[Box coordinate listings]
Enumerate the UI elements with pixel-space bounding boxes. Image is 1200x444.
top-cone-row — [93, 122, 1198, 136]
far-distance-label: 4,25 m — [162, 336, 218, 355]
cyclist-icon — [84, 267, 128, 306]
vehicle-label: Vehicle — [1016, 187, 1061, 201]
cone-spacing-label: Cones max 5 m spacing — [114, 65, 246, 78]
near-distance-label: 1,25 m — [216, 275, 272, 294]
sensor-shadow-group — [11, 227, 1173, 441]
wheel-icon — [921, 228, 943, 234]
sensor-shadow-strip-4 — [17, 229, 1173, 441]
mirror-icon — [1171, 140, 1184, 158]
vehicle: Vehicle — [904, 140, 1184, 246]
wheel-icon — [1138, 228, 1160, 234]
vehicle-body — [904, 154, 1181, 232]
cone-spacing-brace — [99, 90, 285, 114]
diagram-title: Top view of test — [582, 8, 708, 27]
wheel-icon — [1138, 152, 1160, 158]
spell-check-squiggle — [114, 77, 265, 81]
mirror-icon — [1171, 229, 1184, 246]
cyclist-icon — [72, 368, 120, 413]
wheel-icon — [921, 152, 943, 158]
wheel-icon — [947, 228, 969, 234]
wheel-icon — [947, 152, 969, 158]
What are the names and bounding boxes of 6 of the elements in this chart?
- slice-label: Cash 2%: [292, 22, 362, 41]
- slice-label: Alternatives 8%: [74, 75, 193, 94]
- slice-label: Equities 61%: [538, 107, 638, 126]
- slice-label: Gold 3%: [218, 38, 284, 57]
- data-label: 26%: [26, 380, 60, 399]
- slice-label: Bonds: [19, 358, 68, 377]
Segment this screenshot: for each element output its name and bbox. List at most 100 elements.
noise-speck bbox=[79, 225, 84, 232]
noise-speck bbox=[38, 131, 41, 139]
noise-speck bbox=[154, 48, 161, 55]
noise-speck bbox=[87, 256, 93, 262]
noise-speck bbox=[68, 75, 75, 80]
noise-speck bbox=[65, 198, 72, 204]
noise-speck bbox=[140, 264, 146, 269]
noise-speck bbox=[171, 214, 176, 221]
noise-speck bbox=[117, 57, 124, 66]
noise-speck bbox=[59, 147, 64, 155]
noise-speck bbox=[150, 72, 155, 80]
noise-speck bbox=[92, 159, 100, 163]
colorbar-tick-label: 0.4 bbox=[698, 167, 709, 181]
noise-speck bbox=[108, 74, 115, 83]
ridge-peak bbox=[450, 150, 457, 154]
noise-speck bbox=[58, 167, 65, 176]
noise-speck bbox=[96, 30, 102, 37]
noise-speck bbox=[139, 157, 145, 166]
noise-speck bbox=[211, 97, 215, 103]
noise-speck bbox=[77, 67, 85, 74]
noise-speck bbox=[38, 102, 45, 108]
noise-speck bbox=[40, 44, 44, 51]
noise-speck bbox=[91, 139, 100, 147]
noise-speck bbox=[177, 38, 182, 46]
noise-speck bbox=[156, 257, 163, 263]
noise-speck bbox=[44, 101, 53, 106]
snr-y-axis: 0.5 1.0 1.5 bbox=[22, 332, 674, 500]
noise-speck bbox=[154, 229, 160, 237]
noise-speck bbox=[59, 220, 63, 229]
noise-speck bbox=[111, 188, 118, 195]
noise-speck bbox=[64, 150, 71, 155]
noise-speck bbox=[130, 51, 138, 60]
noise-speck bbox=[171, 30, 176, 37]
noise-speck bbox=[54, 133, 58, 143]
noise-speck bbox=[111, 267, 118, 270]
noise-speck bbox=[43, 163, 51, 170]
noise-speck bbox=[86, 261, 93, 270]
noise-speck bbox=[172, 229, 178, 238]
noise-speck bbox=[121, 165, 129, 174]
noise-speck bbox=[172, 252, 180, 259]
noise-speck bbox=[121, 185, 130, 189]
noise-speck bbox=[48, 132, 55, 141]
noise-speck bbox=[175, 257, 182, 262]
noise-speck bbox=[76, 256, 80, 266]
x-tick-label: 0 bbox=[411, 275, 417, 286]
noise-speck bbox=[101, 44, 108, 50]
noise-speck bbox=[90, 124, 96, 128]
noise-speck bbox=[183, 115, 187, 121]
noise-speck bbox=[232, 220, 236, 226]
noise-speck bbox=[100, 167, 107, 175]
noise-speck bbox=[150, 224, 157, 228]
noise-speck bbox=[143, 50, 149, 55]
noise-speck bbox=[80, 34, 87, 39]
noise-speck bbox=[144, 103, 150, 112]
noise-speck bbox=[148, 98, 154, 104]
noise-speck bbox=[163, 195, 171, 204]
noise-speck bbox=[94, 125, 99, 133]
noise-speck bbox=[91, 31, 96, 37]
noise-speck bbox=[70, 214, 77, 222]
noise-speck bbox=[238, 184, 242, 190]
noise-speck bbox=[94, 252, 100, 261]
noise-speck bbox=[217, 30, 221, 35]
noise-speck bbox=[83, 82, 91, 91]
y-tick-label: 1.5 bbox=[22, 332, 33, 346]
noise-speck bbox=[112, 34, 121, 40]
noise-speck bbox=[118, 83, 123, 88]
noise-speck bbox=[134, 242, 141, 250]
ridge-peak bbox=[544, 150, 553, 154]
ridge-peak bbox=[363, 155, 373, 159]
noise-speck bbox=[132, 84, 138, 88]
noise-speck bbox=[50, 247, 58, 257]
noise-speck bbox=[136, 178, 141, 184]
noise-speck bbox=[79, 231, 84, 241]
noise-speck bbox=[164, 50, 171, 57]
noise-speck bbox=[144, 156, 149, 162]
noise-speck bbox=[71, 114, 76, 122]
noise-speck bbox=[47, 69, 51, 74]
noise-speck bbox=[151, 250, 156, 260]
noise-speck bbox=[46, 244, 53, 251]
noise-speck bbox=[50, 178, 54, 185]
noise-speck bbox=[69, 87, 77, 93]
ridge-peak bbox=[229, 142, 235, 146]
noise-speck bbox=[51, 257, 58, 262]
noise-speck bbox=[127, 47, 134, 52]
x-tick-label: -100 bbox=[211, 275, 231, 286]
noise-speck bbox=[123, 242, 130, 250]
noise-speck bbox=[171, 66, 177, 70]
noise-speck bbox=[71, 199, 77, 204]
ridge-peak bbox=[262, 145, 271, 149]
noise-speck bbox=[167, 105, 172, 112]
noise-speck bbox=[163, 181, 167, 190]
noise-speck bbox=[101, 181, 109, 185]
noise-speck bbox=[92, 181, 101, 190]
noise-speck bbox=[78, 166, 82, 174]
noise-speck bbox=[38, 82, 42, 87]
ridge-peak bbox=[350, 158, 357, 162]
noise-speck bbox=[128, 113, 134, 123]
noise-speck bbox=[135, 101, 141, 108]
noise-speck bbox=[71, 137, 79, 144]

[WRITTEN TASK] Change every "wheel-icon" in the records above to "wheel-marker" and write out all the lines again with nothing else altered.

[FINISHED TASK]
Enumerate the UI elements with pixel-space bounding boxes. Image is 1200x444.
top-cone-row — [93, 122, 1198, 136]
far-distance-label: 4,25 m — [162, 336, 218, 355]
cyclist-icon — [84, 267, 128, 306]
vehicle-label: Vehicle — [1016, 187, 1061, 201]
cone-spacing-label: Cones max 5 m spacing — [114, 65, 246, 78]
near-distance-label: 1,25 m — [216, 275, 272, 294]
sensor-shadow-group — [11, 227, 1173, 441]
wheel-marker — [921, 228, 943, 234]
sensor-shadow-strip-4 — [17, 229, 1173, 441]
mirror-icon — [1171, 140, 1184, 158]
vehicle: Vehicle — [904, 140, 1184, 246]
wheel-marker — [1138, 228, 1160, 234]
vehicle-body — [904, 154, 1181, 232]
cone-spacing-brace — [99, 90, 285, 114]
diagram-title: Top view of test — [582, 8, 708, 27]
wheel-marker — [1138, 152, 1160, 158]
spell-check-squiggle — [114, 77, 265, 81]
mirror-icon — [1171, 229, 1184, 246]
cyclist-icon — [72, 368, 120, 413]
wheel-marker — [921, 152, 943, 158]
wheel-marker — [947, 228, 969, 234]
wheel-marker — [947, 152, 969, 158]
What are the names and bounding boxes of 6 of the elements in this chart?
- slice-label: Cash 2%: [292, 22, 362, 41]
- slice-label: Alternatives 8%: [74, 75, 193, 94]
- slice-label: Equities 61%: [538, 107, 638, 126]
- slice-label: Gold 3%: [218, 38, 284, 57]
- data-label: 26%: [26, 380, 60, 399]
- slice-label: Bonds: [19, 358, 68, 377]
Segment this screenshot: for each element output its name and bbox. List at most 100 elements.
noise-speck bbox=[79, 225, 84, 232]
noise-speck bbox=[38, 131, 41, 139]
noise-speck bbox=[154, 48, 161, 55]
noise-speck bbox=[87, 256, 93, 262]
noise-speck bbox=[68, 75, 75, 80]
noise-speck bbox=[65, 198, 72, 204]
noise-speck bbox=[140, 264, 146, 269]
noise-speck bbox=[171, 214, 176, 221]
noise-speck bbox=[117, 57, 124, 66]
noise-speck bbox=[59, 147, 64, 155]
noise-speck bbox=[150, 72, 155, 80]
noise-speck bbox=[92, 159, 100, 163]
colorbar-tick-label: 0.4 bbox=[698, 167, 709, 181]
noise-speck bbox=[108, 74, 115, 83]
ridge-peak bbox=[450, 150, 457, 154]
noise-speck bbox=[58, 167, 65, 176]
noise-speck bbox=[96, 30, 102, 37]
noise-speck bbox=[139, 157, 145, 166]
noise-speck bbox=[211, 97, 215, 103]
noise-speck bbox=[77, 67, 85, 74]
noise-speck bbox=[38, 102, 45, 108]
noise-speck bbox=[40, 44, 44, 51]
noise-speck bbox=[91, 139, 100, 147]
noise-speck bbox=[177, 38, 182, 46]
noise-speck bbox=[156, 257, 163, 263]
noise-speck bbox=[44, 101, 53, 106]
snr-y-axis: 0.5 1.0 1.5 bbox=[22, 332, 674, 500]
noise-speck bbox=[154, 229, 160, 237]
noise-speck bbox=[59, 220, 63, 229]
noise-speck bbox=[111, 188, 118, 195]
noise-speck bbox=[64, 150, 71, 155]
noise-speck bbox=[130, 51, 138, 60]
noise-speck bbox=[171, 30, 176, 37]
noise-speck bbox=[54, 133, 58, 143]
noise-speck bbox=[111, 267, 118, 270]
noise-speck bbox=[43, 163, 51, 170]
noise-speck bbox=[86, 261, 93, 270]
noise-speck bbox=[172, 229, 178, 238]
noise-speck bbox=[121, 165, 129, 174]
noise-speck bbox=[172, 252, 180, 259]
noise-speck bbox=[121, 185, 130, 189]
noise-speck bbox=[48, 132, 55, 141]
noise-speck bbox=[175, 257, 182, 262]
noise-speck bbox=[76, 256, 80, 266]
x-tick-label: 0 bbox=[411, 275, 417, 286]
noise-speck bbox=[101, 44, 108, 50]
noise-speck bbox=[90, 124, 96, 128]
noise-speck bbox=[183, 115, 187, 121]
noise-speck bbox=[232, 220, 236, 226]
noise-speck bbox=[100, 167, 107, 175]
noise-speck bbox=[150, 224, 157, 228]
noise-speck bbox=[143, 50, 149, 55]
noise-speck bbox=[80, 34, 87, 39]
noise-speck bbox=[144, 103, 150, 112]
noise-speck bbox=[148, 98, 154, 104]
noise-speck bbox=[163, 195, 171, 204]
noise-speck bbox=[94, 125, 99, 133]
noise-speck bbox=[91, 31, 96, 37]
noise-speck bbox=[70, 214, 77, 222]
noise-speck bbox=[238, 184, 242, 190]
noise-speck bbox=[94, 252, 100, 261]
noise-speck bbox=[217, 30, 221, 35]
noise-speck bbox=[83, 82, 91, 91]
y-tick-label: 1.5 bbox=[22, 332, 33, 346]
noise-speck bbox=[112, 34, 121, 40]
noise-speck bbox=[118, 83, 123, 88]
noise-speck bbox=[134, 242, 141, 250]
ridge-peak bbox=[544, 150, 553, 154]
ridge-peak bbox=[363, 155, 373, 159]
noise-speck bbox=[132, 84, 138, 88]
noise-speck bbox=[50, 247, 58, 257]
noise-speck bbox=[136, 178, 141, 184]
noise-speck bbox=[79, 231, 84, 241]
noise-speck bbox=[164, 50, 171, 57]
noise-speck bbox=[144, 156, 149, 162]
noise-speck bbox=[71, 114, 76, 122]
noise-speck bbox=[47, 69, 51, 74]
noise-speck bbox=[151, 250, 156, 260]
noise-speck bbox=[46, 244, 53, 251]
noise-speck bbox=[50, 178, 54, 185]
noise-speck bbox=[69, 87, 77, 93]
ridge-peak bbox=[229, 142, 235, 146]
noise-speck bbox=[51, 257, 58, 262]
noise-speck bbox=[127, 47, 134, 52]
x-tick-label: -100 bbox=[211, 275, 231, 286]
noise-speck bbox=[123, 242, 130, 250]
noise-speck bbox=[171, 66, 177, 70]
noise-speck bbox=[71, 199, 77, 204]
ridge-peak bbox=[262, 145, 271, 149]
noise-speck bbox=[167, 105, 172, 112]
noise-speck bbox=[163, 181, 167, 190]
noise-speck bbox=[101, 181, 109, 185]
noise-speck bbox=[92, 181, 101, 190]
noise-speck bbox=[78, 166, 82, 174]
noise-speck bbox=[38, 82, 42, 87]
ridge-peak bbox=[350, 158, 357, 162]
noise-speck bbox=[128, 113, 134, 123]
noise-speck bbox=[135, 101, 141, 108]
noise-speck bbox=[71, 137, 79, 144]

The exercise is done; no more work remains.